>> BEGIN Available records

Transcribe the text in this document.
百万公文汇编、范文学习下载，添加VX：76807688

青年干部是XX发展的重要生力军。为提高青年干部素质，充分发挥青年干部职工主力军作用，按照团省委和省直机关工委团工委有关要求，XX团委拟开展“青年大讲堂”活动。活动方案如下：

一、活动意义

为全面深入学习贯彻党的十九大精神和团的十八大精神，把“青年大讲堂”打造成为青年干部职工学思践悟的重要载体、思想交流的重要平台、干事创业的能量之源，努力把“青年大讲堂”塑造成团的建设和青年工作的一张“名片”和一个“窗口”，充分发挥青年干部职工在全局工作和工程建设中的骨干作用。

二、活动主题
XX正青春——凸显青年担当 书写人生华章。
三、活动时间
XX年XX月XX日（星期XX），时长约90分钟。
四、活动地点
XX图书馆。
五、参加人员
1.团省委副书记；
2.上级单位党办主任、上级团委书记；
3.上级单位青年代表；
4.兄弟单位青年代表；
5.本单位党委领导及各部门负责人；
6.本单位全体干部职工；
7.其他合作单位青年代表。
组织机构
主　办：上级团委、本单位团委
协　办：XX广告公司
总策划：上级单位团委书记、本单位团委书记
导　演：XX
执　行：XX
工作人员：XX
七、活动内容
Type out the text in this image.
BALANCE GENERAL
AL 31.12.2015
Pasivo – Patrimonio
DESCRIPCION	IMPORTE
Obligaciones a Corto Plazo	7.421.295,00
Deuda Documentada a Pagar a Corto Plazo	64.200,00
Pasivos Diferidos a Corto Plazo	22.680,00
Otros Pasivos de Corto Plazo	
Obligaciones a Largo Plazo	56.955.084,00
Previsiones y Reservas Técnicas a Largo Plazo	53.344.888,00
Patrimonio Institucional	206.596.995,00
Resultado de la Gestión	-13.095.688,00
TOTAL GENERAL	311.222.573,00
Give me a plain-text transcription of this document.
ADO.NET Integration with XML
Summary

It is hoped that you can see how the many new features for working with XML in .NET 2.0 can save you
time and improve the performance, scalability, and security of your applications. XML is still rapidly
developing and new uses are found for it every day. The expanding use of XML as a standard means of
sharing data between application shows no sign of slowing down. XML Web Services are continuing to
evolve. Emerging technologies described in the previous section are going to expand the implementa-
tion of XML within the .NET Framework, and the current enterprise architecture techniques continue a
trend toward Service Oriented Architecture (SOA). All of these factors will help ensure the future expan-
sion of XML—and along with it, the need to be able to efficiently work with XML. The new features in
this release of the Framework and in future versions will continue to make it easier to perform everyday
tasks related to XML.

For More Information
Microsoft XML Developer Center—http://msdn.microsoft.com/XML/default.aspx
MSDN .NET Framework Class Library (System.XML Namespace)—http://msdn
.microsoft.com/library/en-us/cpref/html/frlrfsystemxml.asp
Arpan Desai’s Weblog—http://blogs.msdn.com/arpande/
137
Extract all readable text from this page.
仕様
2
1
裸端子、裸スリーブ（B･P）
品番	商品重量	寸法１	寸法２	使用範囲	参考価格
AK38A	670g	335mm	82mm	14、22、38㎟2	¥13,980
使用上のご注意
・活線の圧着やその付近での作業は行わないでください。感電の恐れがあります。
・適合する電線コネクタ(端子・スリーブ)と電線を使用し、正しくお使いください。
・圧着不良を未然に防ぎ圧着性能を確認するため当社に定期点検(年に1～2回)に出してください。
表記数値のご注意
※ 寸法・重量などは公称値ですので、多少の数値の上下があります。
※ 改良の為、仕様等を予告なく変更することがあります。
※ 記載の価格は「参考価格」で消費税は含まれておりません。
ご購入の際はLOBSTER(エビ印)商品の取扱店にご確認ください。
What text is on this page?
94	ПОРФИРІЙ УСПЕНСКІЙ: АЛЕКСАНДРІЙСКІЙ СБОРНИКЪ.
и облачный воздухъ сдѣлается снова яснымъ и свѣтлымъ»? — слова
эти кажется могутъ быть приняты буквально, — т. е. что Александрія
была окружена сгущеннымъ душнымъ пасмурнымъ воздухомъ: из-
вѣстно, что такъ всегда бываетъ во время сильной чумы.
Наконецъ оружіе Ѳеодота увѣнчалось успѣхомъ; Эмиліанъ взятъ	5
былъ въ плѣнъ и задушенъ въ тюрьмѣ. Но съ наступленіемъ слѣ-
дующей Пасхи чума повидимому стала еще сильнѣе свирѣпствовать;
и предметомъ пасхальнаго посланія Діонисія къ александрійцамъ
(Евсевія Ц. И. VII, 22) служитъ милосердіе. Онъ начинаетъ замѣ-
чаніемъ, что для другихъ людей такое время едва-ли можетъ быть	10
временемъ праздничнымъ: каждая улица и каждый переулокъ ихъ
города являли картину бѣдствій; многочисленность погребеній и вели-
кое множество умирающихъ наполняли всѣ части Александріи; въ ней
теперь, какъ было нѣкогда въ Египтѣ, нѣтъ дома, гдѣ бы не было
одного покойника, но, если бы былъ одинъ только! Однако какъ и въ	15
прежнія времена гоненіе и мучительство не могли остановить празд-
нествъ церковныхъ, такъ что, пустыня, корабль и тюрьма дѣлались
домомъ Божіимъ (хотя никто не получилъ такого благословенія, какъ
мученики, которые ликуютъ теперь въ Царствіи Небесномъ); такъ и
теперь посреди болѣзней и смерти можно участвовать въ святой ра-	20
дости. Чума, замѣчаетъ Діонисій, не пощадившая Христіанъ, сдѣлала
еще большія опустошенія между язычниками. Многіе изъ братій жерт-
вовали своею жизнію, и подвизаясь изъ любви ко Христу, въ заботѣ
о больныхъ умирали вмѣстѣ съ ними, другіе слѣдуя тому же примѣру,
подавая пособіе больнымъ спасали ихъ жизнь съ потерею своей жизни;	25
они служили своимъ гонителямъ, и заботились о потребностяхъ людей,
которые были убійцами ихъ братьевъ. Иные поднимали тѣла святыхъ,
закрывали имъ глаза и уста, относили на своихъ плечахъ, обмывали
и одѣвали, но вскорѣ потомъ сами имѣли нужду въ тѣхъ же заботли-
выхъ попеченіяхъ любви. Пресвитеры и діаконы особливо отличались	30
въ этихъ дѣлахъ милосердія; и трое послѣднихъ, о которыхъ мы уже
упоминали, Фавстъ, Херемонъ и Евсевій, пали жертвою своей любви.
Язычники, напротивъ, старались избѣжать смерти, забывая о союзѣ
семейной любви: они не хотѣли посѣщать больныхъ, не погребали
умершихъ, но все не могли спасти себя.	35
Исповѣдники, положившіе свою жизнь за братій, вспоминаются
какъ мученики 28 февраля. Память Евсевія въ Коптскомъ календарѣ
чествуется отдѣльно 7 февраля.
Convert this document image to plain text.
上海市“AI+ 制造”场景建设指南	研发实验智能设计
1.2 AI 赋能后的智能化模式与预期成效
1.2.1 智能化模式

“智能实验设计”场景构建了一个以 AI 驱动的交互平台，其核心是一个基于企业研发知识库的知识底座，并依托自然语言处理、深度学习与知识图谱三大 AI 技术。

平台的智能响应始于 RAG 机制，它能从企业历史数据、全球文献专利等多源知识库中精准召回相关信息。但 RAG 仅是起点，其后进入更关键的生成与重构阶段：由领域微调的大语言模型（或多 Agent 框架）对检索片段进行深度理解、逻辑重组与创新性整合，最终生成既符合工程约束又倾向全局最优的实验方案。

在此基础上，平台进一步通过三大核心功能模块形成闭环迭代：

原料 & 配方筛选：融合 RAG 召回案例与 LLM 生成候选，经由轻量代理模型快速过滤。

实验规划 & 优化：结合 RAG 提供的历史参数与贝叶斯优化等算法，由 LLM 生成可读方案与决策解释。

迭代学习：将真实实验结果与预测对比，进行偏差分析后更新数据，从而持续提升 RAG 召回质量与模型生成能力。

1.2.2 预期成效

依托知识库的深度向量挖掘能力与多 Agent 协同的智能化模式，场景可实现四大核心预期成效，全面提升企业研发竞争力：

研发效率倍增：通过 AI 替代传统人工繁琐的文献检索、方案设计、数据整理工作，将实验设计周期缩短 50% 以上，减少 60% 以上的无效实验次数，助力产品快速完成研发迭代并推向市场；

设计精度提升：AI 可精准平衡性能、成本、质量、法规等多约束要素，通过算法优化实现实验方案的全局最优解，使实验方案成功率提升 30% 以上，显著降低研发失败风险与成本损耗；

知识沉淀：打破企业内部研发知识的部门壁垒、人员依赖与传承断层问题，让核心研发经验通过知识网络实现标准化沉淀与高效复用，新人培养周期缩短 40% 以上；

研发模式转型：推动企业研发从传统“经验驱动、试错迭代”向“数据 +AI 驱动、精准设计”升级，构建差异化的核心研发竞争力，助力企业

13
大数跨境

>> END Available records

Aim of the exercise: Report how many lines of the data hold the string "Евсевія"; give only the number.

Full solution: 2